(Task goal): In the records that follow, locate every line with "onza" and extract it.

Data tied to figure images
-- -- --

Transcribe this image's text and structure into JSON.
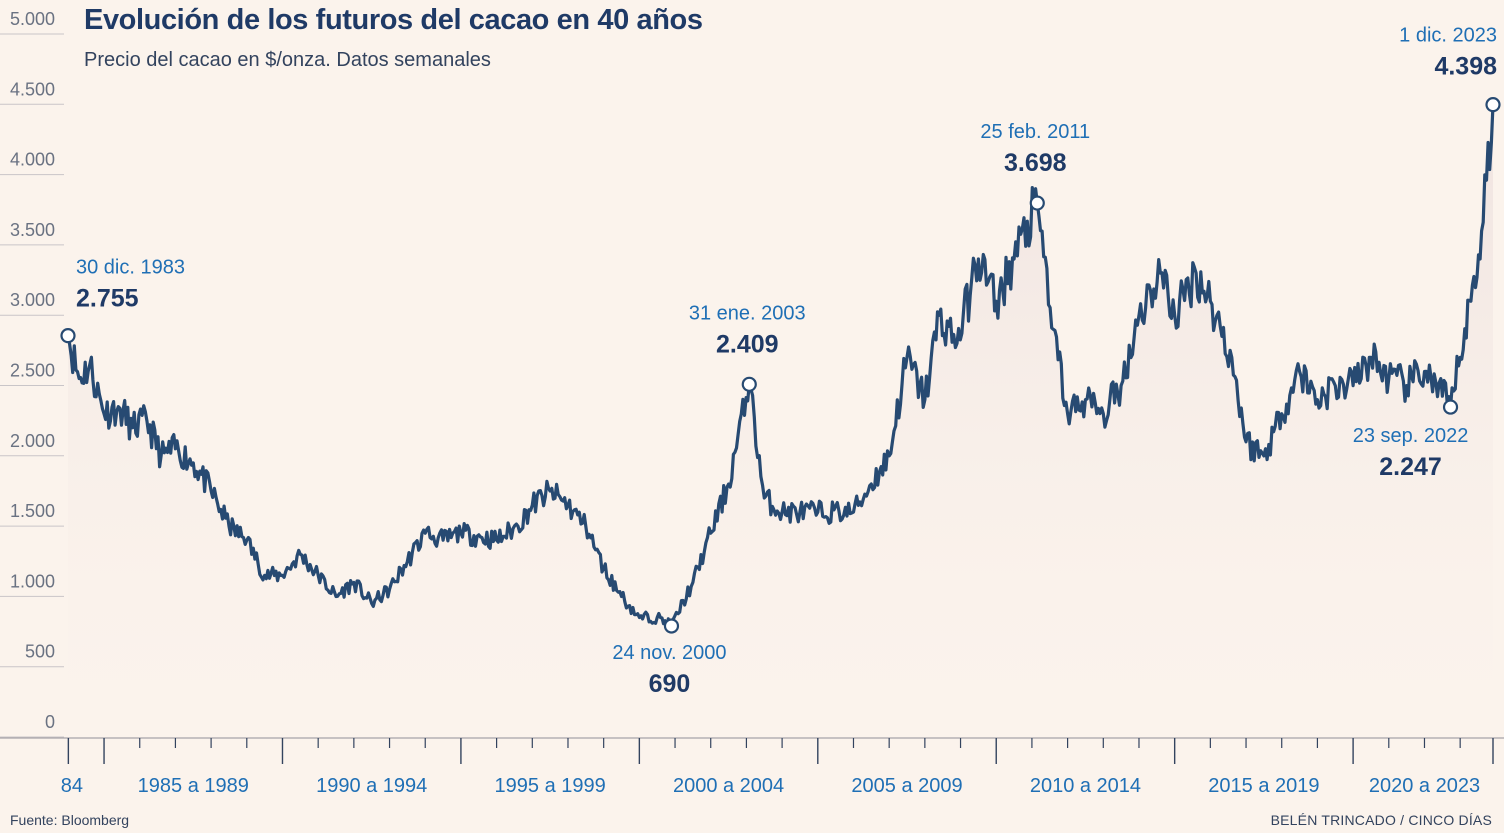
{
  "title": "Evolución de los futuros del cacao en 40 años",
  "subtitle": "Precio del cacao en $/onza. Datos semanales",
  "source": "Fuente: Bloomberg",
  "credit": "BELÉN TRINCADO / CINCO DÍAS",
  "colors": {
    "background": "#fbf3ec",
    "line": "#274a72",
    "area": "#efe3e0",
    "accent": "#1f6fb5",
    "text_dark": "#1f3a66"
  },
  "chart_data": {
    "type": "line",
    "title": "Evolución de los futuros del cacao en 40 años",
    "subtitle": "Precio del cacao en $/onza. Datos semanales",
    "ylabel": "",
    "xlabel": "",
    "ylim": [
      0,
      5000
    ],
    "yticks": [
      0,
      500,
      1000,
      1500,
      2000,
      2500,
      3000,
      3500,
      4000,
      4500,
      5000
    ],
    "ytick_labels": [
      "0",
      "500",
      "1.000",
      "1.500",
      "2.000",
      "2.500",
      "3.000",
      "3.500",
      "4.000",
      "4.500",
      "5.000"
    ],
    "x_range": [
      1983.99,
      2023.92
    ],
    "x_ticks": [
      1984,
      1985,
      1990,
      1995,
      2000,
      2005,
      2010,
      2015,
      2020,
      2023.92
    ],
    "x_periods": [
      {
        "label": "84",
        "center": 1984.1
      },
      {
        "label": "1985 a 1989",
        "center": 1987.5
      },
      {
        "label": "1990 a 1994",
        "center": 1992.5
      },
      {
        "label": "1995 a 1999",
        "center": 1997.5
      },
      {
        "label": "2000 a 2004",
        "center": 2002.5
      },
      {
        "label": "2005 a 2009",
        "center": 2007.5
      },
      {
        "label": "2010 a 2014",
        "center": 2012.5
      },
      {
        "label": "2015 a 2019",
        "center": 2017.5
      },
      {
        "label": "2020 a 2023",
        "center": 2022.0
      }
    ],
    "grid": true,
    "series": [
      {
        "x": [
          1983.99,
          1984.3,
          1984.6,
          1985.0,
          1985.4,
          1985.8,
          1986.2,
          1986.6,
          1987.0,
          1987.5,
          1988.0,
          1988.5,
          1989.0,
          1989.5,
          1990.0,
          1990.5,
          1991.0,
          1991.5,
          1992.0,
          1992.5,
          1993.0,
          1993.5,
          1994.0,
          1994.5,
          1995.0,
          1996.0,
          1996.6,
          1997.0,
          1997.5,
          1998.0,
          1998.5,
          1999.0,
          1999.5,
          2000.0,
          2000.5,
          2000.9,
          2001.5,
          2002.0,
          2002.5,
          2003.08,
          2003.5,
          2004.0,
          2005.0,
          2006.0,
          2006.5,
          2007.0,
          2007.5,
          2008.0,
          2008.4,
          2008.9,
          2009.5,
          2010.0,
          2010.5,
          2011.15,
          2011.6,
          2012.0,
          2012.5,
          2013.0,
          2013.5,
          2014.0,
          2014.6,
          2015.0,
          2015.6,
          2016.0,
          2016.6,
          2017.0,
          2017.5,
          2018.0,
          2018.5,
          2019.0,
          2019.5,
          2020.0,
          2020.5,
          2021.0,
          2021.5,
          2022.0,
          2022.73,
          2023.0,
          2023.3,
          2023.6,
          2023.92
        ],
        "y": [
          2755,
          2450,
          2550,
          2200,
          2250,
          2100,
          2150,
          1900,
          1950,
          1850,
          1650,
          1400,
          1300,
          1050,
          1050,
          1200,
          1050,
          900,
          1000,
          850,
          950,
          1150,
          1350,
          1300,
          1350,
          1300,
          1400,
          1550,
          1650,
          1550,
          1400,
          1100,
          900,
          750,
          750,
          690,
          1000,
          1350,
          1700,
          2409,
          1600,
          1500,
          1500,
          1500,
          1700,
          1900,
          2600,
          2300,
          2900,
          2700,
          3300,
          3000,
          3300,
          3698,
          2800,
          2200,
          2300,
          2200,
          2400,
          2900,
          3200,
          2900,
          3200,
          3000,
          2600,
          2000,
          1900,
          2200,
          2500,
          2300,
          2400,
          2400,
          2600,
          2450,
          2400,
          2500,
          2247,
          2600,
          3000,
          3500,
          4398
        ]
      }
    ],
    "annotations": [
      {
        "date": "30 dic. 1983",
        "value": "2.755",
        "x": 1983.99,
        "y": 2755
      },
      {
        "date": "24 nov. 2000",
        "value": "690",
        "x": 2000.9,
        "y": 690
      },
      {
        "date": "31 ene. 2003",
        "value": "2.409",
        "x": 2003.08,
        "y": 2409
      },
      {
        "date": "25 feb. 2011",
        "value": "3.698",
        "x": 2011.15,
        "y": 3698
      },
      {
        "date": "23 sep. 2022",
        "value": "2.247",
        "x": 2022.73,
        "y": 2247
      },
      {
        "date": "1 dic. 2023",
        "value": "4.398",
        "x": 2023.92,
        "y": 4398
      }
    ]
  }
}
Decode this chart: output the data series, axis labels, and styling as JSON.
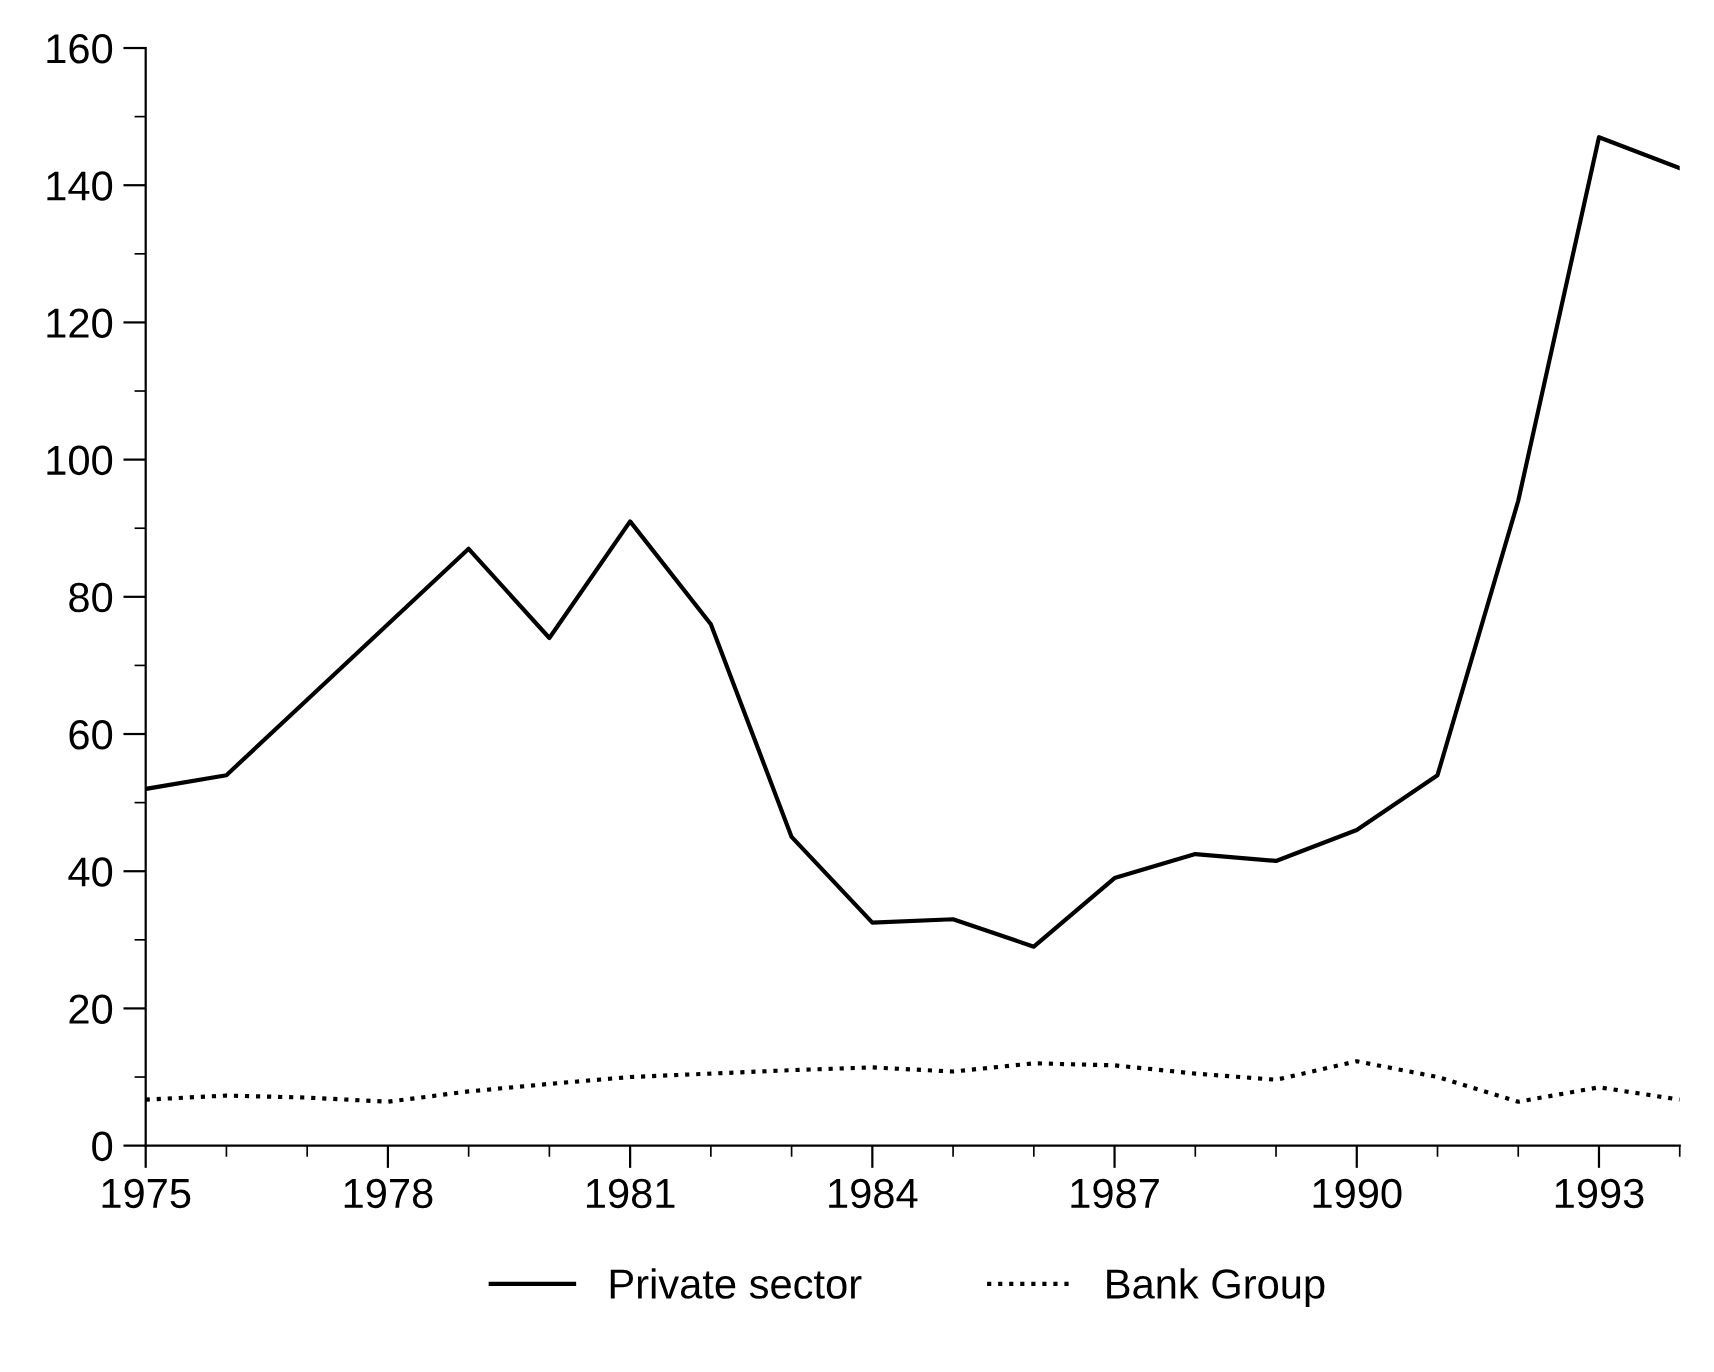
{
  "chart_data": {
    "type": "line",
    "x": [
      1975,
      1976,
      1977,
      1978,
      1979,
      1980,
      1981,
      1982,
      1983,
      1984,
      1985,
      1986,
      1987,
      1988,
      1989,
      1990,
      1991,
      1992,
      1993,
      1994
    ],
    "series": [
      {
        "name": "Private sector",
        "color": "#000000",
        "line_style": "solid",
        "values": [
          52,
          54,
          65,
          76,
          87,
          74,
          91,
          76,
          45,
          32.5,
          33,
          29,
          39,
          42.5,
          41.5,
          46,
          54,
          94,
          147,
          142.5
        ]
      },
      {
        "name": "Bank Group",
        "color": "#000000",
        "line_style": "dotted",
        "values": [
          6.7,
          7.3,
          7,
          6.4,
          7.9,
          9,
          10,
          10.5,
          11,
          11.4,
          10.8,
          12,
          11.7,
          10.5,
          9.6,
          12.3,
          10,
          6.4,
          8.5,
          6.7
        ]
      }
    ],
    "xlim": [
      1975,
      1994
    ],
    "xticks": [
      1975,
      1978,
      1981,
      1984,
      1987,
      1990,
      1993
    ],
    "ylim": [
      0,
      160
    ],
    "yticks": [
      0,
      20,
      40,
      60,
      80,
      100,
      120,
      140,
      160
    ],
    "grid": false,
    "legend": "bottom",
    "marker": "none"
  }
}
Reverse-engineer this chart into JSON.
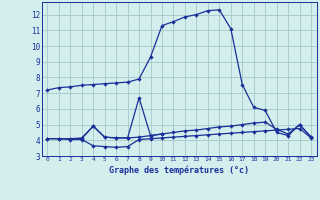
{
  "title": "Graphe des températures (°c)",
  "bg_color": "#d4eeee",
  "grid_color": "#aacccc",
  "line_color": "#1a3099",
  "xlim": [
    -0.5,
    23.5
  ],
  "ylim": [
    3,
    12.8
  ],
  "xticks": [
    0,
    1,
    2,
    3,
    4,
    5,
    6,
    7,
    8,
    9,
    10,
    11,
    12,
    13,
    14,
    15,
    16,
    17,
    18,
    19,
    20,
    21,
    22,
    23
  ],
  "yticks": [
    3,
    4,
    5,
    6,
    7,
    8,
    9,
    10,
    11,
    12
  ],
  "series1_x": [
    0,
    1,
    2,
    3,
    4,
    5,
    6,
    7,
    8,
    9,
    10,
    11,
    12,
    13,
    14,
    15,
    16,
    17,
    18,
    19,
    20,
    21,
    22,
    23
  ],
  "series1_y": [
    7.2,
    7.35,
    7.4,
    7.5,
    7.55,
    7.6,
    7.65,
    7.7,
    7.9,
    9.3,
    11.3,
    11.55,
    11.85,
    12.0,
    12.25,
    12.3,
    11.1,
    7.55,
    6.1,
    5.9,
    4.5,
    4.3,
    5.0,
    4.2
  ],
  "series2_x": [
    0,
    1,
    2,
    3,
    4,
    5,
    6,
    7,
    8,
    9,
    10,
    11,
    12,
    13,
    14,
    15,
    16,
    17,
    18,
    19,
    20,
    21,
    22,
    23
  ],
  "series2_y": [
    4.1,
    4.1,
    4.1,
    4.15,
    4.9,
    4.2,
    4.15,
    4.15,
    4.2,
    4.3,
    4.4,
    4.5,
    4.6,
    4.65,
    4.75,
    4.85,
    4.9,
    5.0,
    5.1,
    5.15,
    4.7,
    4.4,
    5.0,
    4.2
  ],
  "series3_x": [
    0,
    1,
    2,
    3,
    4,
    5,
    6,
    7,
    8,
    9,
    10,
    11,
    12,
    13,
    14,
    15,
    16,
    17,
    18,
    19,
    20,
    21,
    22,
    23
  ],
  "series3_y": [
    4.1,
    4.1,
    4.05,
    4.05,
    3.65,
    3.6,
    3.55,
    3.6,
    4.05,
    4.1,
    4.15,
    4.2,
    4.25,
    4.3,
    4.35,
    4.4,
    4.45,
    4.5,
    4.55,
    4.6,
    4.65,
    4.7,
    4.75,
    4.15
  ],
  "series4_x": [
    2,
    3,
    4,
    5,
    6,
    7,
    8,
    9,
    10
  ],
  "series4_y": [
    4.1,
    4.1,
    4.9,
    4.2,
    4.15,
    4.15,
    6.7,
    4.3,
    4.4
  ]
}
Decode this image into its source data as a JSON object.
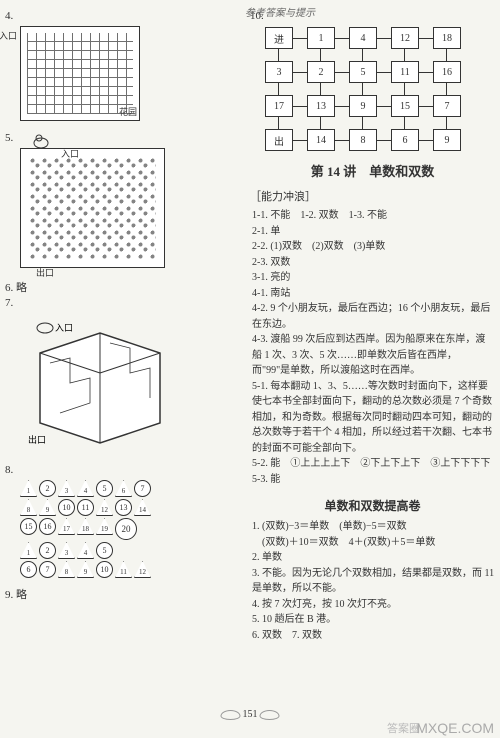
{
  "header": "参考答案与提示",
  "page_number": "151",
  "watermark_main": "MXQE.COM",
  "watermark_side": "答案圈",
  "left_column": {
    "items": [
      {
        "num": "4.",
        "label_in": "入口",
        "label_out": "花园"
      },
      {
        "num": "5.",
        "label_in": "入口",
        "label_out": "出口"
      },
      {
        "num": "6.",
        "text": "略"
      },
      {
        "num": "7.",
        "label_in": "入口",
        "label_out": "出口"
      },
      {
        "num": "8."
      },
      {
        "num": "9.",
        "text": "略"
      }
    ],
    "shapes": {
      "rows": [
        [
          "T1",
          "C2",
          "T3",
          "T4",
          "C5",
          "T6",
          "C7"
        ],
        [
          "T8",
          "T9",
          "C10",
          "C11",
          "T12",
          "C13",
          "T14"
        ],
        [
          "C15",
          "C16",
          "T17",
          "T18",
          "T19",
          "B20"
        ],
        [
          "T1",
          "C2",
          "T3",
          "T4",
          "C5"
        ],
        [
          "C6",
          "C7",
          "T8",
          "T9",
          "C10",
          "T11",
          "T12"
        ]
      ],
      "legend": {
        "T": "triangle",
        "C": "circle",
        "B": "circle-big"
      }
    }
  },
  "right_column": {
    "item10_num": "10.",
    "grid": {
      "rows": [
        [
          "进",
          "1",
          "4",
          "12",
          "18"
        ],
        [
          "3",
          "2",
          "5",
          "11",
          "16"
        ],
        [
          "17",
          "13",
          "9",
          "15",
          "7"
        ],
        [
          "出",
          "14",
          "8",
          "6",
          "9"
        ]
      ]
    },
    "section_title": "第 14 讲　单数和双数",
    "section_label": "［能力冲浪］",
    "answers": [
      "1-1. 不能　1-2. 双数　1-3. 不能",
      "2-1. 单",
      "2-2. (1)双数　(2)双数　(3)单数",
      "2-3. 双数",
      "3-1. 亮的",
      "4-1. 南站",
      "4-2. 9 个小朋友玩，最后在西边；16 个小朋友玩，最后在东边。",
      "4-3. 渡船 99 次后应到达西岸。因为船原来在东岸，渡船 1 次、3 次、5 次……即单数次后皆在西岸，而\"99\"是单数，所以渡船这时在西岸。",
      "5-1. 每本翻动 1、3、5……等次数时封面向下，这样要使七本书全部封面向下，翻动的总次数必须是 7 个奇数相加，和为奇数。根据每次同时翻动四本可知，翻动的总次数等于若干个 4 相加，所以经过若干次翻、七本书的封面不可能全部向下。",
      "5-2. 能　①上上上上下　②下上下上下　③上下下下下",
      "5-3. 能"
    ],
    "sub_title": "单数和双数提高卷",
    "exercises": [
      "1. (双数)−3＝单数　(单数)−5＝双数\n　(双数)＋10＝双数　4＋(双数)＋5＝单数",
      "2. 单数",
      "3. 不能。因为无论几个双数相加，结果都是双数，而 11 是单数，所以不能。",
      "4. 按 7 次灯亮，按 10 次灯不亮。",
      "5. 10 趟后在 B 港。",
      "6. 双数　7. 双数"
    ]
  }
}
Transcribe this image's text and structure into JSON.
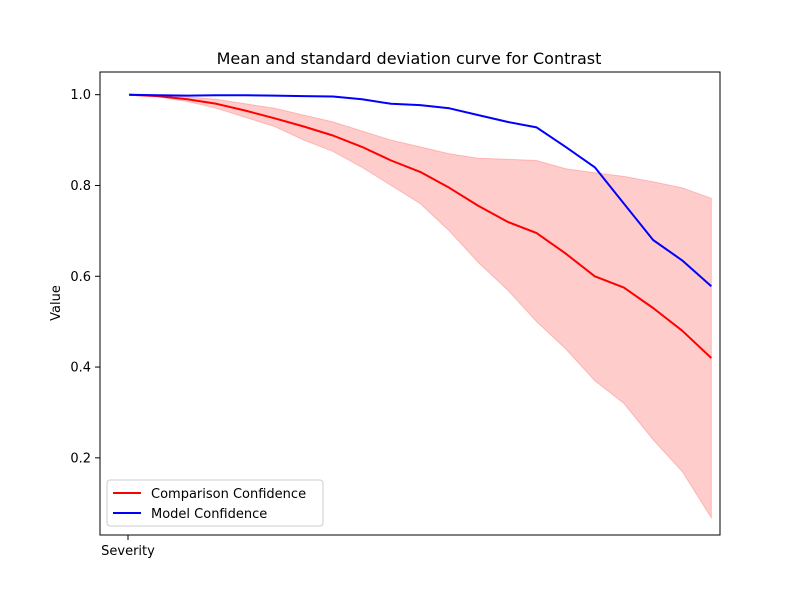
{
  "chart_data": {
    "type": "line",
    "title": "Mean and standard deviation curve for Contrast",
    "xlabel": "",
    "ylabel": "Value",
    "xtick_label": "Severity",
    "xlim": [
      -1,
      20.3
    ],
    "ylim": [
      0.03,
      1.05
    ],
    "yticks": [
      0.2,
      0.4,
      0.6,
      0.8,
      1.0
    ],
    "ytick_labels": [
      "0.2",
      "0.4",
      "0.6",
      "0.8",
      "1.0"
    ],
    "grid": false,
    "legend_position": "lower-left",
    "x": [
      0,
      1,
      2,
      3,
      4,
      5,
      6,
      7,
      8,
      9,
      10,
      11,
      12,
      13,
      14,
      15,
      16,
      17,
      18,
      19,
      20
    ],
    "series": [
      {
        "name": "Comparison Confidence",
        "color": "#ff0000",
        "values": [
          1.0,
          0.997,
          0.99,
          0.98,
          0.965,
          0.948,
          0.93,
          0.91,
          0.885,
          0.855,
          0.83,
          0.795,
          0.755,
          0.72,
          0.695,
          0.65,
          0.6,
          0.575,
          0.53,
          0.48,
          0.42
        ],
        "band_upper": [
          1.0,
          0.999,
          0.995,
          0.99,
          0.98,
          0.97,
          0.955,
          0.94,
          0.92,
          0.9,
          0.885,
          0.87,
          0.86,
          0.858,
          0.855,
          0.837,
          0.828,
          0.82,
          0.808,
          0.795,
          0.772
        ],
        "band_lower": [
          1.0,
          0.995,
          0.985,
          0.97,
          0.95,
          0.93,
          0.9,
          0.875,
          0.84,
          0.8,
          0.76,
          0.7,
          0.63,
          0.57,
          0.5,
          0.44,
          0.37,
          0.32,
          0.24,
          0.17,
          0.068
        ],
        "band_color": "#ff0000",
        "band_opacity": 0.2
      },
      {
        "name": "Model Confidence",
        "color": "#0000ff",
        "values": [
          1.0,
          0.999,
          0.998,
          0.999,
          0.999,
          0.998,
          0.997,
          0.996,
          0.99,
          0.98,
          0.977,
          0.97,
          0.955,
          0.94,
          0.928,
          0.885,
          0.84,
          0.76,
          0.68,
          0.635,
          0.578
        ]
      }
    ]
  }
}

-- -- --

(Full output):
  "subtitle": "Precio del cacao en $/onza. Datos semanales",
    "subtitle": "Precio del cacao en $/onza. Datos semanales",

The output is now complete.